§ Goal:
Identify every line containing the word "ylabel" and reproduce each one.

■ ■ ■ ■ ■

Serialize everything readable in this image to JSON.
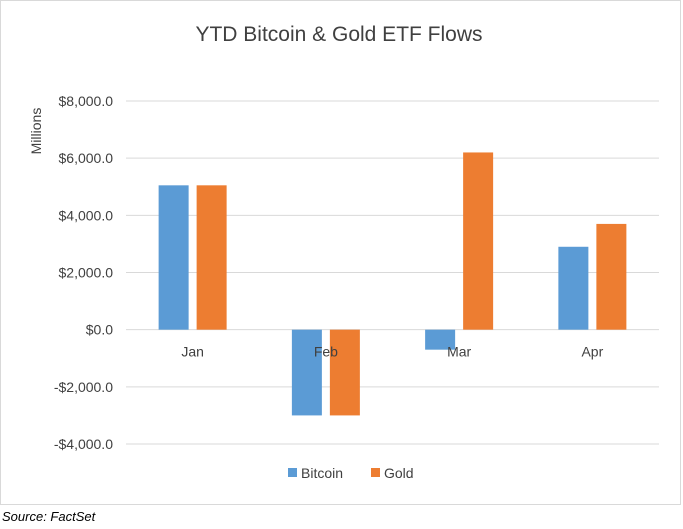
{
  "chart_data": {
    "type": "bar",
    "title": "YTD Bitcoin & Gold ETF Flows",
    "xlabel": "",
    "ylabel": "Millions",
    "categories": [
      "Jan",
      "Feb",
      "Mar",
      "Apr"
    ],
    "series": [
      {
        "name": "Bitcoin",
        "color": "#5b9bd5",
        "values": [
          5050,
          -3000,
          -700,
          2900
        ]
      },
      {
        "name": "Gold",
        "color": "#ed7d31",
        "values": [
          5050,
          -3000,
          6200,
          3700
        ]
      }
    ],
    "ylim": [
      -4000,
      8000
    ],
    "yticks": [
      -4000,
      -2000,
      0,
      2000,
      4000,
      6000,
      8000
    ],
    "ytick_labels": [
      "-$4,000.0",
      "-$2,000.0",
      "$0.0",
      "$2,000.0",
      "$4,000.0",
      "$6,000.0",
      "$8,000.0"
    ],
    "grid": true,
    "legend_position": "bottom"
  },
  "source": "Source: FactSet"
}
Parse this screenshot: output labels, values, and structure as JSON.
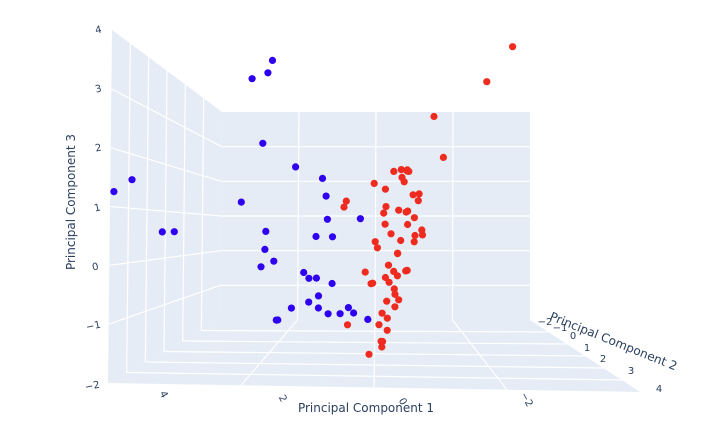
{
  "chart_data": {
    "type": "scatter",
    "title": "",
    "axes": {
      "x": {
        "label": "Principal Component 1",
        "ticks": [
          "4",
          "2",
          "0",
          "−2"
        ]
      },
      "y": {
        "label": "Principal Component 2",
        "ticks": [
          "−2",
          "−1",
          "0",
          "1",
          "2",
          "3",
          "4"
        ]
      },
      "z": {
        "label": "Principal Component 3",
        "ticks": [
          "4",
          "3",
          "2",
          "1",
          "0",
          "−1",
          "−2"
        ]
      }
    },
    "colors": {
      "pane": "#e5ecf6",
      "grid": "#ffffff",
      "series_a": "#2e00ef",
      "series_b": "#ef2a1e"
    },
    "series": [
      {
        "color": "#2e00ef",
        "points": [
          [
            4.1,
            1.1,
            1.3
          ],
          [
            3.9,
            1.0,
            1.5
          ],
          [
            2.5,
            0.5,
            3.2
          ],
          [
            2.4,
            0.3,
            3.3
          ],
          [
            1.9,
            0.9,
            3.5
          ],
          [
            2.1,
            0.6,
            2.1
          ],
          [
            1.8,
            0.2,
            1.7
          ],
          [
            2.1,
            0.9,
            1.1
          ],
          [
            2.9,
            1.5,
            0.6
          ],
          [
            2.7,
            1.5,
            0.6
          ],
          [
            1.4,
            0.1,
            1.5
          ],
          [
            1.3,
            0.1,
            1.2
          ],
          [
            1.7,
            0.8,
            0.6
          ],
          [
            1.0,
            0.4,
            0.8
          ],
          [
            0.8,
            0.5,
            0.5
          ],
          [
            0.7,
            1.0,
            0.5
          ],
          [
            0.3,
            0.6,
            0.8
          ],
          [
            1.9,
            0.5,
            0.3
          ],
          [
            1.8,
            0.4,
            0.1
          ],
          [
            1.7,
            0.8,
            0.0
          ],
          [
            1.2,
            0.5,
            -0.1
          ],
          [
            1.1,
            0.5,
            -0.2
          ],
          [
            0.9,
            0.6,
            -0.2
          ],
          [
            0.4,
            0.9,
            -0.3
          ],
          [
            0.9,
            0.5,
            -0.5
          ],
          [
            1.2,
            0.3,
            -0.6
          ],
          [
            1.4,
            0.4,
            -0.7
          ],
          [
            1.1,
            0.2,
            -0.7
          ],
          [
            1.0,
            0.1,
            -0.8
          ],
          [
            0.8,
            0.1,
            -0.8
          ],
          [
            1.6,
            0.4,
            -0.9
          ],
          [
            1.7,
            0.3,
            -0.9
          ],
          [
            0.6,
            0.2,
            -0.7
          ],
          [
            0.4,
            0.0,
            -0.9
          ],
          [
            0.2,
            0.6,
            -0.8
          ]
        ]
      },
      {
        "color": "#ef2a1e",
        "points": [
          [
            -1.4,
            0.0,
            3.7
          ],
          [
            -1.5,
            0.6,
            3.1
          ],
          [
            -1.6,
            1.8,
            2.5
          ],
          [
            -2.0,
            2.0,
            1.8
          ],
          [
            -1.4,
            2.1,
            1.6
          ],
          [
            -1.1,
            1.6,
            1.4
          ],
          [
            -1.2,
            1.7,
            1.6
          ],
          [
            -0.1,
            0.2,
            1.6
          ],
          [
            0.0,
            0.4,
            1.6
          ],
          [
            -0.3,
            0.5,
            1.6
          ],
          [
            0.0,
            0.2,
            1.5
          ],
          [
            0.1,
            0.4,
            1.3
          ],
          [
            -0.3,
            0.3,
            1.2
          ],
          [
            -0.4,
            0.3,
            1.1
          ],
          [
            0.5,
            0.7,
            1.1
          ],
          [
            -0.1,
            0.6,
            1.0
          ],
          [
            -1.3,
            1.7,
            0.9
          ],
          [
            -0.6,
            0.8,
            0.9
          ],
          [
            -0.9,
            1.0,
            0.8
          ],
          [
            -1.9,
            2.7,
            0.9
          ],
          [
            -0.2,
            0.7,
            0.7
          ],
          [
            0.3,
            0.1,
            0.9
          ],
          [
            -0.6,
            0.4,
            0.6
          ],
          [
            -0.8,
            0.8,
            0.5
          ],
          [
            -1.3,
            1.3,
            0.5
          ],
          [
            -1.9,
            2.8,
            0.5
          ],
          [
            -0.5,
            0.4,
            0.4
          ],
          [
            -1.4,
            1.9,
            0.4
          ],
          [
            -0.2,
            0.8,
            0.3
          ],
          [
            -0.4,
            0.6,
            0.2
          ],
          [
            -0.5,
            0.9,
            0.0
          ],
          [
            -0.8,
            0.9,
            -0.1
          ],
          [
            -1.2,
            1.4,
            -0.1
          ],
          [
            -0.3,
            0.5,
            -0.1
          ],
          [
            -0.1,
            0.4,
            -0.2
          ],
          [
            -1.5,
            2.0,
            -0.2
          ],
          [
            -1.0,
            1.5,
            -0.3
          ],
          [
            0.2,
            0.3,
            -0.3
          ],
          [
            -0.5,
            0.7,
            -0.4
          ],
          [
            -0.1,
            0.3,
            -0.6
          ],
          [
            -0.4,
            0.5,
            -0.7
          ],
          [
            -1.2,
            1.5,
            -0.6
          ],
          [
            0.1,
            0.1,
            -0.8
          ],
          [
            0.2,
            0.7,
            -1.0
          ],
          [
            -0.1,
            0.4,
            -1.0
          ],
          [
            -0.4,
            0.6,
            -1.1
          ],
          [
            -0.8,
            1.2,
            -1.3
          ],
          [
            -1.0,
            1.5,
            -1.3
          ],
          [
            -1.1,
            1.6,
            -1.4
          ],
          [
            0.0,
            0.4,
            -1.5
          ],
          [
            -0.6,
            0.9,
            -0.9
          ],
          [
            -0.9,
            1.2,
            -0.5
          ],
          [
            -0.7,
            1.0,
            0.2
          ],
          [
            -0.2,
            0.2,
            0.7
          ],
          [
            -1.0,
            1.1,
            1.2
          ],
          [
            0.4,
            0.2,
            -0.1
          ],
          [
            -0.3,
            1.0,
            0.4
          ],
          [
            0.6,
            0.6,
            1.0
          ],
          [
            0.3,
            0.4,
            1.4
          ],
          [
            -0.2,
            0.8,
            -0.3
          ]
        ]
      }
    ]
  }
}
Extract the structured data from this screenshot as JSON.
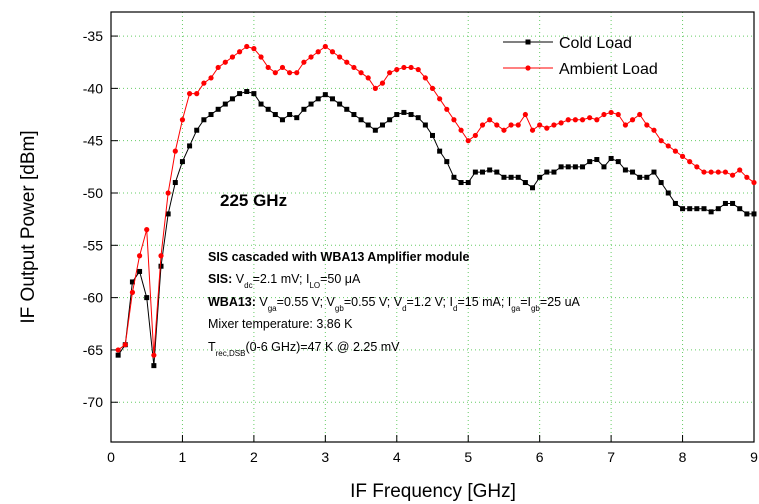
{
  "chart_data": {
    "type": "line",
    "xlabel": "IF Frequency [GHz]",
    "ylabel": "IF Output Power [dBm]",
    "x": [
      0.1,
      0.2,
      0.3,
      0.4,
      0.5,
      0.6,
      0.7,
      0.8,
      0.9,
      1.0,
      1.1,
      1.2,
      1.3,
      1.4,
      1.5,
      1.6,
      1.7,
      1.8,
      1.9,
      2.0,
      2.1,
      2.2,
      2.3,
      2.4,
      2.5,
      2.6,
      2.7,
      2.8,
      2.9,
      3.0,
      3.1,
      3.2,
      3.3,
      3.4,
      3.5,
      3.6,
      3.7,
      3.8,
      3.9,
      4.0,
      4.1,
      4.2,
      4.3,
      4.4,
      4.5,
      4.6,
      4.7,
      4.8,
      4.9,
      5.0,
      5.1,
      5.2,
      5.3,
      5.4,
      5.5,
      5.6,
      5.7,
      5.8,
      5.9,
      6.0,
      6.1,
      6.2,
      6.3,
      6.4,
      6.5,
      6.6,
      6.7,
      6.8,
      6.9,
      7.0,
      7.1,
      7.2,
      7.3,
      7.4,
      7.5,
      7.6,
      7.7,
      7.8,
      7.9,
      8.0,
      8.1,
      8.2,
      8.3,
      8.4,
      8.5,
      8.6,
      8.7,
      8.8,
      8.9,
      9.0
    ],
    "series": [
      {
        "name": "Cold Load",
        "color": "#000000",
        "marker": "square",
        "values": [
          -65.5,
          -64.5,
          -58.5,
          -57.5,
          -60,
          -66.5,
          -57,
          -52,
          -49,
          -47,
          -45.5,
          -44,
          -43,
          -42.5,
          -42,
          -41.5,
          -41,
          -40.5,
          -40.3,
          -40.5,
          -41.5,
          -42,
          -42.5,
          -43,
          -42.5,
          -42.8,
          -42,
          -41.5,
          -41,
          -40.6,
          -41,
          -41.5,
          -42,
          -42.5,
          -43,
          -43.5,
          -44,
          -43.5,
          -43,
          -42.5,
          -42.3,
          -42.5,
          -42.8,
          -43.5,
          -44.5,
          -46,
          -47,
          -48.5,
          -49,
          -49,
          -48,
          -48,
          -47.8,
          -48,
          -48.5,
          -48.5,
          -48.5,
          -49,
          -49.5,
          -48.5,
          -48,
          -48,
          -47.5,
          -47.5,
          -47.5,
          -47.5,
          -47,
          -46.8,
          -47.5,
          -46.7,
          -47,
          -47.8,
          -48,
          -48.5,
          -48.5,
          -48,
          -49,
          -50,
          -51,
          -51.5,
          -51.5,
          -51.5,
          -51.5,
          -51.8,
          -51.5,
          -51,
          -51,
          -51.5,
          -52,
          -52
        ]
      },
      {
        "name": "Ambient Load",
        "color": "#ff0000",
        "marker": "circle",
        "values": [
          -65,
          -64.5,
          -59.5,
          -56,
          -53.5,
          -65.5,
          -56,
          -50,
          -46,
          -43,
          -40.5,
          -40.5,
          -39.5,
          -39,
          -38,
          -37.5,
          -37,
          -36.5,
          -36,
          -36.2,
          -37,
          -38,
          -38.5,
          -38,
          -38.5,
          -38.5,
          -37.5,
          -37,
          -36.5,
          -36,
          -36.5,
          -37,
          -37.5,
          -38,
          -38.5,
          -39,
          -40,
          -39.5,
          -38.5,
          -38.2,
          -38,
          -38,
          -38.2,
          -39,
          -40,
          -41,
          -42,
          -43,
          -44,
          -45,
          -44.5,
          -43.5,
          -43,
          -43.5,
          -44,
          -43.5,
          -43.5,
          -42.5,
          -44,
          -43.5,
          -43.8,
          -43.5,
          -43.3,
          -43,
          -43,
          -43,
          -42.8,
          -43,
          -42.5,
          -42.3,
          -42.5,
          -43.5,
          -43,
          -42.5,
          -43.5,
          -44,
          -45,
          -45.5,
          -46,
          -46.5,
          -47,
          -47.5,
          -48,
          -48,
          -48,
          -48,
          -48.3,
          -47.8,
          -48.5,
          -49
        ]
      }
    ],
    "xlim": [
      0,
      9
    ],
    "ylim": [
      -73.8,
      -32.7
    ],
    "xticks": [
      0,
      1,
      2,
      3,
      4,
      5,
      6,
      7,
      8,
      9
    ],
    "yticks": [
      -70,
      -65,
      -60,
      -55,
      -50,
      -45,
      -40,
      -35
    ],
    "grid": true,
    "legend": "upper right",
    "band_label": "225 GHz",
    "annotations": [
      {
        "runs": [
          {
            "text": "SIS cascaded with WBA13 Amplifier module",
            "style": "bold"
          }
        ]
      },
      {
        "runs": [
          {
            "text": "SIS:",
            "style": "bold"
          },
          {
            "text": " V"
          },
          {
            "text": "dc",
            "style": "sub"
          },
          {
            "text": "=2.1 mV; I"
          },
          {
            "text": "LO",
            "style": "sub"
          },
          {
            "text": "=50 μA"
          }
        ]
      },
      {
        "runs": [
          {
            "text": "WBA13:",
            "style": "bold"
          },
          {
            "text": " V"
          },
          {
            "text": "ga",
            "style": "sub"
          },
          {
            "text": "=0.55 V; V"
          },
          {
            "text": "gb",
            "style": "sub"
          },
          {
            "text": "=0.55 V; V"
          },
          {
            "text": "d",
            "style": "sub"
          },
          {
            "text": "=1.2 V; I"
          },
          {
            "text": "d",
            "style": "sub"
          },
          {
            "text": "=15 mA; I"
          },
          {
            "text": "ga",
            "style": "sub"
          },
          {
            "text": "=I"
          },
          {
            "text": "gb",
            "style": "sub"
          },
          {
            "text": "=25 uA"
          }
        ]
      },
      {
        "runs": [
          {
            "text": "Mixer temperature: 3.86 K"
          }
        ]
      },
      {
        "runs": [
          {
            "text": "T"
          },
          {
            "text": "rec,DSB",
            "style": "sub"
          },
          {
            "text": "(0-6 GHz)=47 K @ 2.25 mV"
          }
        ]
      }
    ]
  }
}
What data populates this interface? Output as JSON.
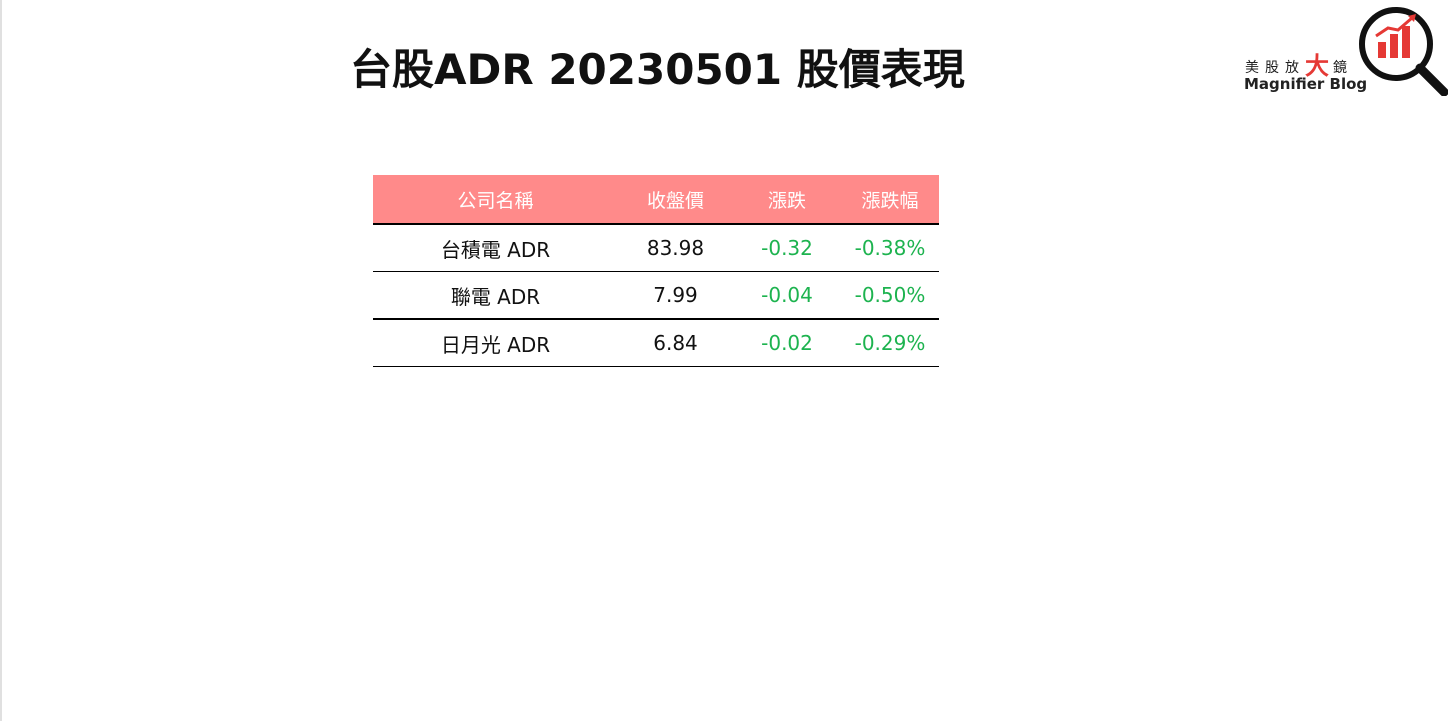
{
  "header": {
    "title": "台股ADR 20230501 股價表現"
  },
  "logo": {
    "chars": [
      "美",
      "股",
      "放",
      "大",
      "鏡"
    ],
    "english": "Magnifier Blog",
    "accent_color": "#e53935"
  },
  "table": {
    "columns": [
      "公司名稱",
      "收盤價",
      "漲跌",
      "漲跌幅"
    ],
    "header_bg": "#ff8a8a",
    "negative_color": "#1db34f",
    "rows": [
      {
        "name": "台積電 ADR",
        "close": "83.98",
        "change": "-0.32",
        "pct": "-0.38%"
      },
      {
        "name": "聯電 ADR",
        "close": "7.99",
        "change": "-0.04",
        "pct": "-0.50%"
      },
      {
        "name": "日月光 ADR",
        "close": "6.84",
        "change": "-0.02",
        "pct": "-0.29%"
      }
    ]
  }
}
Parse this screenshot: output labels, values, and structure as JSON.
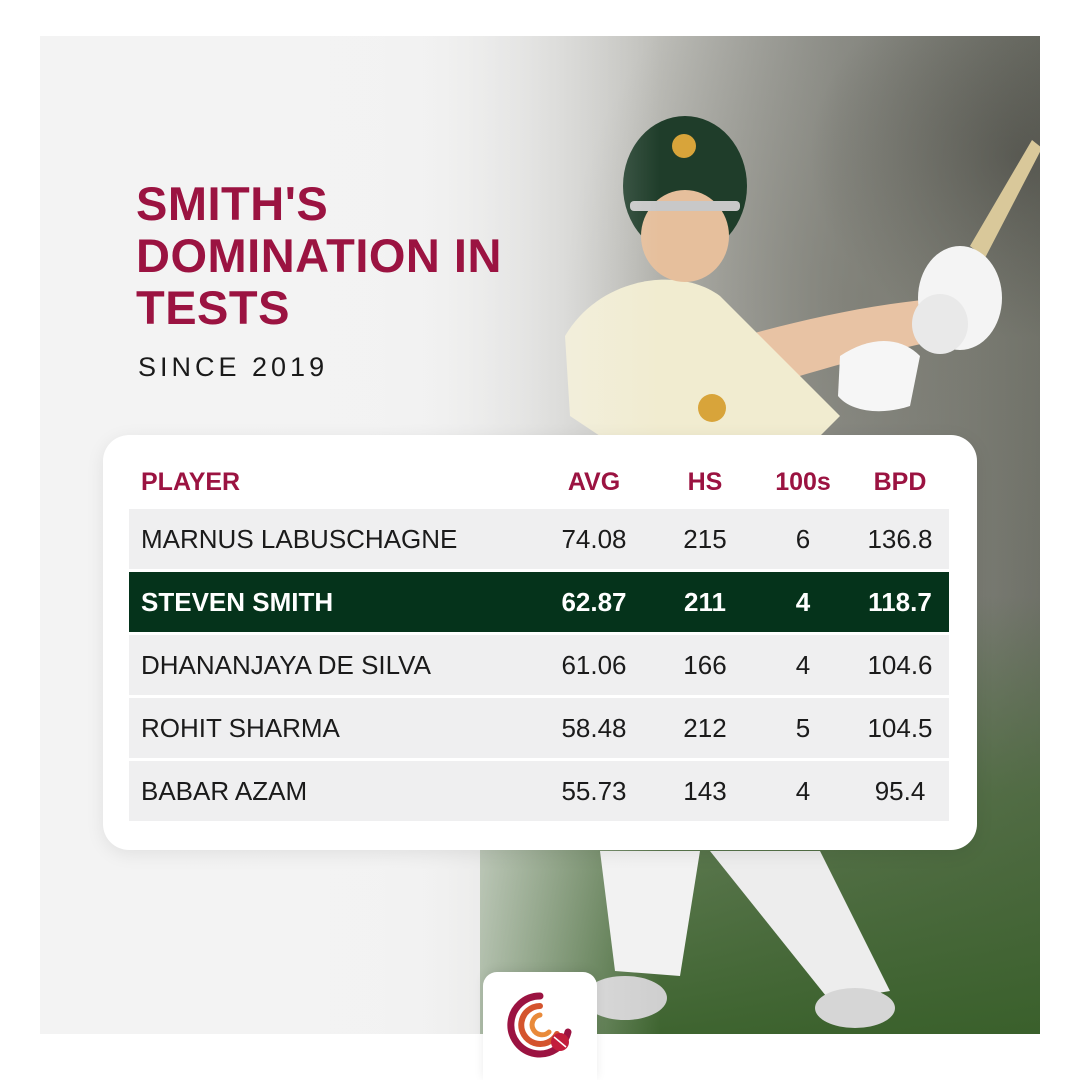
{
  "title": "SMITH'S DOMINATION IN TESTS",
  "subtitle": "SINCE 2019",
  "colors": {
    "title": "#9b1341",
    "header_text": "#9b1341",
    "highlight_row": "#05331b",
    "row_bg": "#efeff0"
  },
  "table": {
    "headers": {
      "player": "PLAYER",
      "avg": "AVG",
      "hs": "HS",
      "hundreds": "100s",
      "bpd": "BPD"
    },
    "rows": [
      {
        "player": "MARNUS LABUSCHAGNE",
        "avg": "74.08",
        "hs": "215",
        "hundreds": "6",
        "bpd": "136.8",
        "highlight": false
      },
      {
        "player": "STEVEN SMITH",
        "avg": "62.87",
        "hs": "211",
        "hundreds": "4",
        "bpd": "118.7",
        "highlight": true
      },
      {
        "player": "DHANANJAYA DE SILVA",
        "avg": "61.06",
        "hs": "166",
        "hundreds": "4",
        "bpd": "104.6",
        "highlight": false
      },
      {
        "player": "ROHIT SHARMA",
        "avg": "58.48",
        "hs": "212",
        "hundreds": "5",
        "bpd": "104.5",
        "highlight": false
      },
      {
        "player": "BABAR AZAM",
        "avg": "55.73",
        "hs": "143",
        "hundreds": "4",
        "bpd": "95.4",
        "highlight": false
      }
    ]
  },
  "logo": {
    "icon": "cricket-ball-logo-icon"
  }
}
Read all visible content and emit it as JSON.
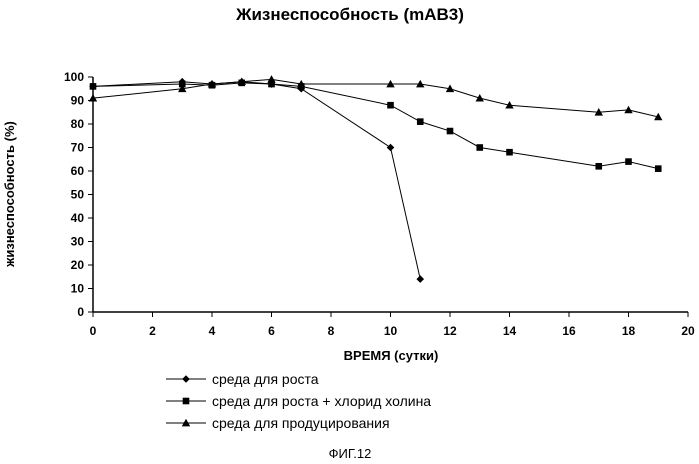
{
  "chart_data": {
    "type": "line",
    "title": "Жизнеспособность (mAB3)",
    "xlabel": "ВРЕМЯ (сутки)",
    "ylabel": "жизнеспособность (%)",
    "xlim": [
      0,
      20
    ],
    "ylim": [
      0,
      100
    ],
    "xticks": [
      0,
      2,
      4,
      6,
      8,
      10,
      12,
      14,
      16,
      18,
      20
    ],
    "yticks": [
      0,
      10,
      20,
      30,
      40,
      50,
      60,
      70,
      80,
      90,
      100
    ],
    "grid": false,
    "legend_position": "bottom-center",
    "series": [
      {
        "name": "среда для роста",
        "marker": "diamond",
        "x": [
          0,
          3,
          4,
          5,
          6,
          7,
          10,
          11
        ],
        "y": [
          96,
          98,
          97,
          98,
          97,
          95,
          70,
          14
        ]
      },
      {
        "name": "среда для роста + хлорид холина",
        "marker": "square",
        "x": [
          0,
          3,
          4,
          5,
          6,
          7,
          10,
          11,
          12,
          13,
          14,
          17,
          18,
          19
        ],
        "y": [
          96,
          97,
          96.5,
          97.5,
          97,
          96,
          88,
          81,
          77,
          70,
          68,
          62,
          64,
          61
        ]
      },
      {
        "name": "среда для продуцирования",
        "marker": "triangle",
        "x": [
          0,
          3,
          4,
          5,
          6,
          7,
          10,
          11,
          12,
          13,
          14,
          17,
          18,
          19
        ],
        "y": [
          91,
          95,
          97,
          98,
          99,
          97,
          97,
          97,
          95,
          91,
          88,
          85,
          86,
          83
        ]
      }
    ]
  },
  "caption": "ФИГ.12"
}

■ ■ ■ ■ ■

§ Task result:
    "ylabel": "Millions",
    "ylabel": "IF Output Power [dBm]",
    "ylabel": "жизнеспособность (%)",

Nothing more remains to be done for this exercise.